Data items:

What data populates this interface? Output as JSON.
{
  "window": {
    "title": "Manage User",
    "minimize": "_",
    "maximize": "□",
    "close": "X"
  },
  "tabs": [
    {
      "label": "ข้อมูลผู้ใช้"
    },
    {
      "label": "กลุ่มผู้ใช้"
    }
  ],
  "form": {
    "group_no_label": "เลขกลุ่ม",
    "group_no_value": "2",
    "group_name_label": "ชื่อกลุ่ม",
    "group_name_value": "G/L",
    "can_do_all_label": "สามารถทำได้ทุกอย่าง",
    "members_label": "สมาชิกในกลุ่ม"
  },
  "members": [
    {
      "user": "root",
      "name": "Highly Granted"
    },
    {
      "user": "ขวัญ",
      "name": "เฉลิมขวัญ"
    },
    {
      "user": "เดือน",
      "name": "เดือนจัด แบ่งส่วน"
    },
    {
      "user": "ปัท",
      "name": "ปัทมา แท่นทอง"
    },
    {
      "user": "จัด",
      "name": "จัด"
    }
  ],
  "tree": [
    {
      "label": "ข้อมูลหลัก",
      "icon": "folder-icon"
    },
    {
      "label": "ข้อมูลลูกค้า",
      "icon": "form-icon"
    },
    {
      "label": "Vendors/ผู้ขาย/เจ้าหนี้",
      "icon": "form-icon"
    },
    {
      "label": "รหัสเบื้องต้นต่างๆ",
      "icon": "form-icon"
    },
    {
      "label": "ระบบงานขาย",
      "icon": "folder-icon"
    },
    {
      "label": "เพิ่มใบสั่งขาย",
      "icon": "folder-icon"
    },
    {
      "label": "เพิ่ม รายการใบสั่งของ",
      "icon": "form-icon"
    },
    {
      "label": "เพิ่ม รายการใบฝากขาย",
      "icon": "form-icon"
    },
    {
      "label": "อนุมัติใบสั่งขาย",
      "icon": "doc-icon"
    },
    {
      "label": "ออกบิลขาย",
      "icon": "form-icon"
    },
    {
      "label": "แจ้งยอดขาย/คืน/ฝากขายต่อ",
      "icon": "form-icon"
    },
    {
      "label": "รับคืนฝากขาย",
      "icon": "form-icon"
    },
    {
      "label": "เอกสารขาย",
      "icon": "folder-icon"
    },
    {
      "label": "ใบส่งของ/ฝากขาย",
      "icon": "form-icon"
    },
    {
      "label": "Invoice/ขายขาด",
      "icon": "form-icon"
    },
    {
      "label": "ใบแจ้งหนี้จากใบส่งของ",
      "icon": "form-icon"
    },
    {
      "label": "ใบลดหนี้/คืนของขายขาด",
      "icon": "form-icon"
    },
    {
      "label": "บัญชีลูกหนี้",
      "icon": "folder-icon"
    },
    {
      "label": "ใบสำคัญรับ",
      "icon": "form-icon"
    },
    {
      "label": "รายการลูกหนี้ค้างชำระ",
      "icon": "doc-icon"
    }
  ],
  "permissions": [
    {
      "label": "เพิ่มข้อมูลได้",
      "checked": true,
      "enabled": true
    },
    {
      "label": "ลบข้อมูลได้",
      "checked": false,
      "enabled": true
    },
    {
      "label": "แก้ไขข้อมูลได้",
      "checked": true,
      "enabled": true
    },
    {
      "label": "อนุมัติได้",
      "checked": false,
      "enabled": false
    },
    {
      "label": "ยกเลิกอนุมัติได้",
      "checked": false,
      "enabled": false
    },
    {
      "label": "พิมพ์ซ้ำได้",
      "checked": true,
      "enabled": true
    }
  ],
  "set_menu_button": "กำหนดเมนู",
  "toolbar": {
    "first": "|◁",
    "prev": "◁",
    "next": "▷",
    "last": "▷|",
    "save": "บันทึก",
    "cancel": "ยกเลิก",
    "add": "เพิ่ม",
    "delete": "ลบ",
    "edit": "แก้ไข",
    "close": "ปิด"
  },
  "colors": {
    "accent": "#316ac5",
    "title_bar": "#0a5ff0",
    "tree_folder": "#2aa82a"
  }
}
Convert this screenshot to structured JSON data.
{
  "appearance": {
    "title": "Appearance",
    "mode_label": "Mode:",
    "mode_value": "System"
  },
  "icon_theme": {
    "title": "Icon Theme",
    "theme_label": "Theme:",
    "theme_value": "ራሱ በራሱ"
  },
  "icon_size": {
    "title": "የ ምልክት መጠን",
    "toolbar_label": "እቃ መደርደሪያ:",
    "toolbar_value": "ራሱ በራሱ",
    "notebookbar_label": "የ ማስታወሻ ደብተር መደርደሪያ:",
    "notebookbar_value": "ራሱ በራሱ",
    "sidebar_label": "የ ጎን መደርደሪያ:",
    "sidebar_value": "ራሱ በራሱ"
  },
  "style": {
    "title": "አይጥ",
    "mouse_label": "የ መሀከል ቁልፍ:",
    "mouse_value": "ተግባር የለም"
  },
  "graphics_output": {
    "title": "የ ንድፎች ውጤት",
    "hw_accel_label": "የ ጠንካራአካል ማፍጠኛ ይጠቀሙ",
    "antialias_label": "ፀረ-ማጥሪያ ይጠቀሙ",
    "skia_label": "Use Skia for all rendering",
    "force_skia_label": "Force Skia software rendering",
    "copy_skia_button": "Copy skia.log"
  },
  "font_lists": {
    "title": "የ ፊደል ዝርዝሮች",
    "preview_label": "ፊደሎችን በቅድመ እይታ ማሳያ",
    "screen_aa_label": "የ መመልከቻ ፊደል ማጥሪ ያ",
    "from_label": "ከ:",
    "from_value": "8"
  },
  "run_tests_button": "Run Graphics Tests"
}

WHAT THE TASK REQUIRES:
Write out the full set of records exactly as given.

RESPONSE TO THIS TASK:
What data populates this interface? Output as JSON.
{
  "window": {
    "title": "Manage User",
    "minimize": "_",
    "maximize": "□",
    "close": "X"
  },
  "tabs": [
    {
      "label": "ข้อมูลผู้ใช้"
    },
    {
      "label": "กลุ่มผู้ใช้"
    }
  ],
  "form": {
    "group_no_label": "เลขกลุ่ม",
    "group_no_value": "2",
    "group_name_label": "ชื่อกลุ่ม",
    "group_name_value": "G/L",
    "can_do_all_label": "สามารถทำได้ทุกอย่าง",
    "members_label": "สมาชิกในกลุ่ม"
  },
  "members": [
    {
      "user": "root",
      "name": "Highly Granted"
    },
    {
      "user": "ขวัญ",
      "name": "เฉลิมขวัญ"
    },
    {
      "user": "เดือน",
      "name": "เดือนจัด แบ่งส่วน"
    },
    {
      "user": "ปัท",
      "name": "ปัทมา แท่นทอง"
    },
    {
      "user": "จัด",
      "name": "จัด"
    }
  ],
  "tree": [
    {
      "label": "ข้อมูลหลัก",
      "icon": "folder-icon"
    },
    {
      "label": "ข้อมูลลูกค้า",
      "icon": "form-icon"
    },
    {
      "label": "Vendors/ผู้ขาย/เจ้าหนี้",
      "icon": "form-icon"
    },
    {
      "label": "รหัสเบื้องต้นต่างๆ",
      "icon": "form-icon"
    },
    {
      "label": "ระบบงานขาย",
      "icon": "folder-icon"
    },
    {
      "label": "เพิ่มใบสั่งขาย",
      "icon": "folder-icon"
    },
    {
      "label": "เพิ่ม รายการใบสั่งของ",
      "icon": "form-icon"
    },
    {
      "label": "เพิ่ม รายการใบฝากขาย",
      "icon": "form-icon"
    },
    {
      "label": "อนุมัติใบสั่งขาย",
      "icon": "doc-icon"
    },
    {
      "label": "ออกบิลขาย",
      "icon": "form-icon"
    },
    {
      "label": "แจ้งยอดขาย/คืน/ฝากขายต่อ",
      "icon": "form-icon"
    },
    {
      "label": "รับคืนฝากขาย",
      "icon": "form-icon"
    },
    {
      "label": "เอกสารขาย",
      "icon": "folder-icon"
    },
    {
      "label": "ใบส่งของ/ฝากขาย",
      "icon": "form-icon"
    },
    {
      "label": "Invoice/ขายขาด",
      "icon": "form-icon"
    },
    {
      "label": "ใบแจ้งหนี้จากใบส่งของ",
      "icon": "form-icon"
    },
    {
      "label": "ใบลดหนี้/คืนของขายขาด",
      "icon": "form-icon"
    },
    {
      "label": "บัญชีลูกหนี้",
      "icon": "folder-icon"
    },
    {
      "label": "ใบสำคัญรับ",
      "icon": "form-icon"
    },
    {
      "label": "รายการลูกหนี้ค้างชำระ",
      "icon": "doc-icon"
    }
  ],
  "permissions": [
    {
      "label": "เพิ่มข้อมูลได้",
      "checked": true,
      "enabled": true
    },
    {
      "label": "ลบข้อมูลได้",
      "checked": false,
      "enabled": true
    },
    {
      "label": "แก้ไขข้อมูลได้",
      "checked": true,
      "enabled": true
    },
    {
      "label": "อนุมัติได้",
      "checked": false,
      "enabled": false
    },
    {
      "label": "ยกเลิกอนุมัติได้",
      "checked": false,
      "enabled": false
    },
    {
      "label": "พิมพ์ซ้ำได้",
      "checked": true,
      "enabled": true
    }
  ],
  "set_menu_button": "กำหนดเมนู",
  "toolbar": {
    "first": "|◁",
    "prev": "◁",
    "next": "▷",
    "last": "▷|",
    "save": "บันทึก",
    "cancel": "ยกเลิก",
    "add": "เพิ่ม",
    "delete": "ลบ",
    "edit": "แก้ไข",
    "close": "ปิด"
  },
  "colors": {
    "accent": "#316ac5",
    "title_bar": "#0a5ff0",
    "tree_folder": "#2aa82a"
  }
}
Convert this screenshot to structured JSON data.
{
  "appearance": {
    "title": "Appearance",
    "mode_label": "Mode:",
    "mode_value": "System"
  },
  "icon_theme": {
    "title": "Icon Theme",
    "theme_label": "Theme:",
    "theme_value": "ራሱ በራሱ"
  },
  "icon_size": {
    "title": "የ ምልክት መጠን",
    "toolbar_label": "እቃ መደርደሪያ:",
    "toolbar_value": "ራሱ በራሱ",
    "notebookbar_label": "የ ማስታወሻ ደብተር መደርደሪያ:",
    "notebookbar_value": "ራሱ በራሱ",
    "sidebar_label": "የ ጎን መደርደሪያ:",
    "sidebar_value": "ራሱ በራሱ"
  },
  "style": {
    "title": "አይጥ",
    "mouse_label": "የ መሀከል ቁልፍ:",
    "mouse_value": "ተግባር የለም"
  },
  "graphics_output": {
    "title": "የ ንድፎች ውጤት",
    "hw_accel_label": "የ ጠንካራአካል ማፍጠኛ ይጠቀሙ",
    "antialias_label": "ፀረ-ማጥሪያ ይጠቀሙ",
    "skia_label": "Use Skia for all rendering",
    "force_skia_label": "Force Skia software rendering",
    "copy_skia_button": "Copy skia.log"
  },
  "font_lists": {
    "title": "የ ፊደል ዝርዝሮች",
    "preview_label": "ፊደሎችን በቅድመ እይታ ማሳያ",
    "screen_aa_label": "የ መመልከቻ ፊደል ማጥሪ ያ",
    "from_label": "ከ:",
    "from_value": "8"
  },
  "run_tests_button": "Run Graphics Tests"
}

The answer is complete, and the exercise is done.